(Figure dataset records)
※

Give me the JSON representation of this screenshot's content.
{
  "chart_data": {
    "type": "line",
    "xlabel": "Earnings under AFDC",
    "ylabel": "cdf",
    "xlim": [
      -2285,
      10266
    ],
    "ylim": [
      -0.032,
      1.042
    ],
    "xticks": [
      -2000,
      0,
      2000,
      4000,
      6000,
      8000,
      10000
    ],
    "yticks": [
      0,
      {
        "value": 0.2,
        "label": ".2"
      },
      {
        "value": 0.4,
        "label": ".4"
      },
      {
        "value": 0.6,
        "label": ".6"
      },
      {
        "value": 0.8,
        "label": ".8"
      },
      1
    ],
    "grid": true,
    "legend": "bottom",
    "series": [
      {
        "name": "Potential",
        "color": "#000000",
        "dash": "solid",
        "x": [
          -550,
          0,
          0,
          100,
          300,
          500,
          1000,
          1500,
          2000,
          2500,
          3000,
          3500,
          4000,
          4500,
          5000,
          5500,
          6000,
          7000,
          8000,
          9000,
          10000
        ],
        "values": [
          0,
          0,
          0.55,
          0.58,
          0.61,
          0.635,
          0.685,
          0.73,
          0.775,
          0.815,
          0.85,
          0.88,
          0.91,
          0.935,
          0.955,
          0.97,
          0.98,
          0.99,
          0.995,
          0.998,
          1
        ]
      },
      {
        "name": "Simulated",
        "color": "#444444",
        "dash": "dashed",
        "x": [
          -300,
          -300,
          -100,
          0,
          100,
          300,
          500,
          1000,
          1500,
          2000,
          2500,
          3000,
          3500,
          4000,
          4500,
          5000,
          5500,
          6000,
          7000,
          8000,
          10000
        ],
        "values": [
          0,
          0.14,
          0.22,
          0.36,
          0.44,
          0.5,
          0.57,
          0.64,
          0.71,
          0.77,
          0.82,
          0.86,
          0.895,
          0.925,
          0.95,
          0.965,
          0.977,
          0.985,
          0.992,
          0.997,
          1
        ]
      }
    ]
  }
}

※

Extract every line above exactly as it stands.

● SOLUTION BELOW
Give me the JSON representation of this screenshot's content.
{
  "chart_data": {
    "type": "line",
    "xlabel": "Earnings under AFDC",
    "ylabel": "cdf",
    "xlim": [
      -2285,
      10266
    ],
    "ylim": [
      -0.032,
      1.042
    ],
    "xticks": [
      -2000,
      0,
      2000,
      4000,
      6000,
      8000,
      10000
    ],
    "yticks": [
      0,
      {
        "value": 0.2,
        "label": ".2"
      },
      {
        "value": 0.4,
        "label": ".4"
      },
      {
        "value": 0.6,
        "label": ".6"
      },
      {
        "value": 0.8,
        "label": ".8"
      },
      1
    ],
    "grid": true,
    "legend": "bottom",
    "series": [
      {
        "name": "Potential",
        "color": "#000000",
        "dash": "solid",
        "x": [
          -550,
          0,
          0,
          100,
          300,
          500,
          1000,
          1500,
          2000,
          2500,
          3000,
          3500,
          4000,
          4500,
          5000,
          5500,
          6000,
          7000,
          8000,
          9000,
          10000
        ],
        "values": [
          0,
          0,
          0.55,
          0.58,
          0.61,
          0.635,
          0.685,
          0.73,
          0.775,
          0.815,
          0.85,
          0.88,
          0.91,
          0.935,
          0.955,
          0.97,
          0.98,
          0.99,
          0.995,
          0.998,
          1
        ]
      },
      {
        "name": "Simulated",
        "color": "#444444",
        "dash": "dashed",
        "x": [
          -300,
          -300,
          -100,
          0,
          100,
          300,
          500,
          1000,
          1500,
          2000,
          2500,
          3000,
          3500,
          4000,
          4500,
          5000,
          5500,
          6000,
          7000,
          8000,
          10000
        ],
        "values": [
          0,
          0.14,
          0.22,
          0.36,
          0.44,
          0.5,
          0.57,
          0.64,
          0.71,
          0.77,
          0.82,
          0.86,
          0.895,
          0.925,
          0.95,
          0.965,
          0.977,
          0.985,
          0.992,
          0.997,
          1
        ]
      }
    ]
  }
}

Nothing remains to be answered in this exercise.